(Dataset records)
▬▬▬
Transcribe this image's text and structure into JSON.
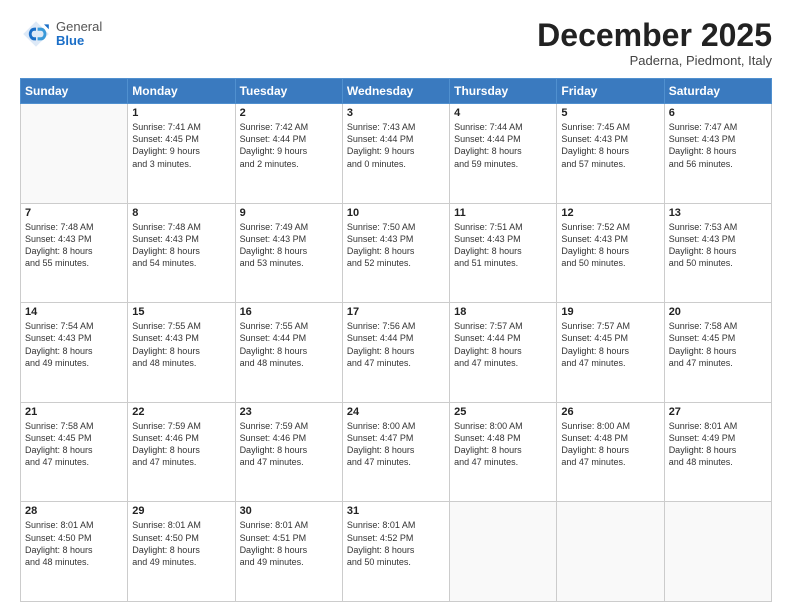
{
  "header": {
    "logo_general": "General",
    "logo_blue": "Blue",
    "month_title": "December 2025",
    "location": "Paderna, Piedmont, Italy"
  },
  "days_of_week": [
    "Sunday",
    "Monday",
    "Tuesday",
    "Wednesday",
    "Thursday",
    "Friday",
    "Saturday"
  ],
  "weeks": [
    [
      {
        "day": "",
        "info": ""
      },
      {
        "day": "1",
        "info": "Sunrise: 7:41 AM\nSunset: 4:45 PM\nDaylight: 9 hours\nand 3 minutes."
      },
      {
        "day": "2",
        "info": "Sunrise: 7:42 AM\nSunset: 4:44 PM\nDaylight: 9 hours\nand 2 minutes."
      },
      {
        "day": "3",
        "info": "Sunrise: 7:43 AM\nSunset: 4:44 PM\nDaylight: 9 hours\nand 0 minutes."
      },
      {
        "day": "4",
        "info": "Sunrise: 7:44 AM\nSunset: 4:44 PM\nDaylight: 8 hours\nand 59 minutes."
      },
      {
        "day": "5",
        "info": "Sunrise: 7:45 AM\nSunset: 4:43 PM\nDaylight: 8 hours\nand 57 minutes."
      },
      {
        "day": "6",
        "info": "Sunrise: 7:47 AM\nSunset: 4:43 PM\nDaylight: 8 hours\nand 56 minutes."
      }
    ],
    [
      {
        "day": "7",
        "info": "Sunrise: 7:48 AM\nSunset: 4:43 PM\nDaylight: 8 hours\nand 55 minutes."
      },
      {
        "day": "8",
        "info": "Sunrise: 7:48 AM\nSunset: 4:43 PM\nDaylight: 8 hours\nand 54 minutes."
      },
      {
        "day": "9",
        "info": "Sunrise: 7:49 AM\nSunset: 4:43 PM\nDaylight: 8 hours\nand 53 minutes."
      },
      {
        "day": "10",
        "info": "Sunrise: 7:50 AM\nSunset: 4:43 PM\nDaylight: 8 hours\nand 52 minutes."
      },
      {
        "day": "11",
        "info": "Sunrise: 7:51 AM\nSunset: 4:43 PM\nDaylight: 8 hours\nand 51 minutes."
      },
      {
        "day": "12",
        "info": "Sunrise: 7:52 AM\nSunset: 4:43 PM\nDaylight: 8 hours\nand 50 minutes."
      },
      {
        "day": "13",
        "info": "Sunrise: 7:53 AM\nSunset: 4:43 PM\nDaylight: 8 hours\nand 50 minutes."
      }
    ],
    [
      {
        "day": "14",
        "info": "Sunrise: 7:54 AM\nSunset: 4:43 PM\nDaylight: 8 hours\nand 49 minutes."
      },
      {
        "day": "15",
        "info": "Sunrise: 7:55 AM\nSunset: 4:43 PM\nDaylight: 8 hours\nand 48 minutes."
      },
      {
        "day": "16",
        "info": "Sunrise: 7:55 AM\nSunset: 4:44 PM\nDaylight: 8 hours\nand 48 minutes."
      },
      {
        "day": "17",
        "info": "Sunrise: 7:56 AM\nSunset: 4:44 PM\nDaylight: 8 hours\nand 47 minutes."
      },
      {
        "day": "18",
        "info": "Sunrise: 7:57 AM\nSunset: 4:44 PM\nDaylight: 8 hours\nand 47 minutes."
      },
      {
        "day": "19",
        "info": "Sunrise: 7:57 AM\nSunset: 4:45 PM\nDaylight: 8 hours\nand 47 minutes."
      },
      {
        "day": "20",
        "info": "Sunrise: 7:58 AM\nSunset: 4:45 PM\nDaylight: 8 hours\nand 47 minutes."
      }
    ],
    [
      {
        "day": "21",
        "info": "Sunrise: 7:58 AM\nSunset: 4:45 PM\nDaylight: 8 hours\nand 47 minutes."
      },
      {
        "day": "22",
        "info": "Sunrise: 7:59 AM\nSunset: 4:46 PM\nDaylight: 8 hours\nand 47 minutes."
      },
      {
        "day": "23",
        "info": "Sunrise: 7:59 AM\nSunset: 4:46 PM\nDaylight: 8 hours\nand 47 minutes."
      },
      {
        "day": "24",
        "info": "Sunrise: 8:00 AM\nSunset: 4:47 PM\nDaylight: 8 hours\nand 47 minutes."
      },
      {
        "day": "25",
        "info": "Sunrise: 8:00 AM\nSunset: 4:48 PM\nDaylight: 8 hours\nand 47 minutes."
      },
      {
        "day": "26",
        "info": "Sunrise: 8:00 AM\nSunset: 4:48 PM\nDaylight: 8 hours\nand 47 minutes."
      },
      {
        "day": "27",
        "info": "Sunrise: 8:01 AM\nSunset: 4:49 PM\nDaylight: 8 hours\nand 48 minutes."
      }
    ],
    [
      {
        "day": "28",
        "info": "Sunrise: 8:01 AM\nSunset: 4:50 PM\nDaylight: 8 hours\nand 48 minutes."
      },
      {
        "day": "29",
        "info": "Sunrise: 8:01 AM\nSunset: 4:50 PM\nDaylight: 8 hours\nand 49 minutes."
      },
      {
        "day": "30",
        "info": "Sunrise: 8:01 AM\nSunset: 4:51 PM\nDaylight: 8 hours\nand 49 minutes."
      },
      {
        "day": "31",
        "info": "Sunrise: 8:01 AM\nSunset: 4:52 PM\nDaylight: 8 hours\nand 50 minutes."
      },
      {
        "day": "",
        "info": ""
      },
      {
        "day": "",
        "info": ""
      },
      {
        "day": "",
        "info": ""
      }
    ]
  ]
}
▬▬▬
▸ TASK INSTRUCTIONS:
Please write out all of the material above without changing a word, and omit any pictures.

▸ SOLUTION BELOW:
Transcribe this image's text and structure into JSON.
{
  "header": {
    "logo_general": "General",
    "logo_blue": "Blue",
    "month_title": "December 2025",
    "location": "Paderna, Piedmont, Italy"
  },
  "days_of_week": [
    "Sunday",
    "Monday",
    "Tuesday",
    "Wednesday",
    "Thursday",
    "Friday",
    "Saturday"
  ],
  "weeks": [
    [
      {
        "day": "",
        "info": ""
      },
      {
        "day": "1",
        "info": "Sunrise: 7:41 AM\nSunset: 4:45 PM\nDaylight: 9 hours\nand 3 minutes."
      },
      {
        "day": "2",
        "info": "Sunrise: 7:42 AM\nSunset: 4:44 PM\nDaylight: 9 hours\nand 2 minutes."
      },
      {
        "day": "3",
        "info": "Sunrise: 7:43 AM\nSunset: 4:44 PM\nDaylight: 9 hours\nand 0 minutes."
      },
      {
        "day": "4",
        "info": "Sunrise: 7:44 AM\nSunset: 4:44 PM\nDaylight: 8 hours\nand 59 minutes."
      },
      {
        "day": "5",
        "info": "Sunrise: 7:45 AM\nSunset: 4:43 PM\nDaylight: 8 hours\nand 57 minutes."
      },
      {
        "day": "6",
        "info": "Sunrise: 7:47 AM\nSunset: 4:43 PM\nDaylight: 8 hours\nand 56 minutes."
      }
    ],
    [
      {
        "day": "7",
        "info": "Sunrise: 7:48 AM\nSunset: 4:43 PM\nDaylight: 8 hours\nand 55 minutes."
      },
      {
        "day": "8",
        "info": "Sunrise: 7:48 AM\nSunset: 4:43 PM\nDaylight: 8 hours\nand 54 minutes."
      },
      {
        "day": "9",
        "info": "Sunrise: 7:49 AM\nSunset: 4:43 PM\nDaylight: 8 hours\nand 53 minutes."
      },
      {
        "day": "10",
        "info": "Sunrise: 7:50 AM\nSunset: 4:43 PM\nDaylight: 8 hours\nand 52 minutes."
      },
      {
        "day": "11",
        "info": "Sunrise: 7:51 AM\nSunset: 4:43 PM\nDaylight: 8 hours\nand 51 minutes."
      },
      {
        "day": "12",
        "info": "Sunrise: 7:52 AM\nSunset: 4:43 PM\nDaylight: 8 hours\nand 50 minutes."
      },
      {
        "day": "13",
        "info": "Sunrise: 7:53 AM\nSunset: 4:43 PM\nDaylight: 8 hours\nand 50 minutes."
      }
    ],
    [
      {
        "day": "14",
        "info": "Sunrise: 7:54 AM\nSunset: 4:43 PM\nDaylight: 8 hours\nand 49 minutes."
      },
      {
        "day": "15",
        "info": "Sunrise: 7:55 AM\nSunset: 4:43 PM\nDaylight: 8 hours\nand 48 minutes."
      },
      {
        "day": "16",
        "info": "Sunrise: 7:55 AM\nSunset: 4:44 PM\nDaylight: 8 hours\nand 48 minutes."
      },
      {
        "day": "17",
        "info": "Sunrise: 7:56 AM\nSunset: 4:44 PM\nDaylight: 8 hours\nand 47 minutes."
      },
      {
        "day": "18",
        "info": "Sunrise: 7:57 AM\nSunset: 4:44 PM\nDaylight: 8 hours\nand 47 minutes."
      },
      {
        "day": "19",
        "info": "Sunrise: 7:57 AM\nSunset: 4:45 PM\nDaylight: 8 hours\nand 47 minutes."
      },
      {
        "day": "20",
        "info": "Sunrise: 7:58 AM\nSunset: 4:45 PM\nDaylight: 8 hours\nand 47 minutes."
      }
    ],
    [
      {
        "day": "21",
        "info": "Sunrise: 7:58 AM\nSunset: 4:45 PM\nDaylight: 8 hours\nand 47 minutes."
      },
      {
        "day": "22",
        "info": "Sunrise: 7:59 AM\nSunset: 4:46 PM\nDaylight: 8 hours\nand 47 minutes."
      },
      {
        "day": "23",
        "info": "Sunrise: 7:59 AM\nSunset: 4:46 PM\nDaylight: 8 hours\nand 47 minutes."
      },
      {
        "day": "24",
        "info": "Sunrise: 8:00 AM\nSunset: 4:47 PM\nDaylight: 8 hours\nand 47 minutes."
      },
      {
        "day": "25",
        "info": "Sunrise: 8:00 AM\nSunset: 4:48 PM\nDaylight: 8 hours\nand 47 minutes."
      },
      {
        "day": "26",
        "info": "Sunrise: 8:00 AM\nSunset: 4:48 PM\nDaylight: 8 hours\nand 47 minutes."
      },
      {
        "day": "27",
        "info": "Sunrise: 8:01 AM\nSunset: 4:49 PM\nDaylight: 8 hours\nand 48 minutes."
      }
    ],
    [
      {
        "day": "28",
        "info": "Sunrise: 8:01 AM\nSunset: 4:50 PM\nDaylight: 8 hours\nand 48 minutes."
      },
      {
        "day": "29",
        "info": "Sunrise: 8:01 AM\nSunset: 4:50 PM\nDaylight: 8 hours\nand 49 minutes."
      },
      {
        "day": "30",
        "info": "Sunrise: 8:01 AM\nSunset: 4:51 PM\nDaylight: 8 hours\nand 49 minutes."
      },
      {
        "day": "31",
        "info": "Sunrise: 8:01 AM\nSunset: 4:52 PM\nDaylight: 8 hours\nand 50 minutes."
      },
      {
        "day": "",
        "info": ""
      },
      {
        "day": "",
        "info": ""
      },
      {
        "day": "",
        "info": ""
      }
    ]
  ]
}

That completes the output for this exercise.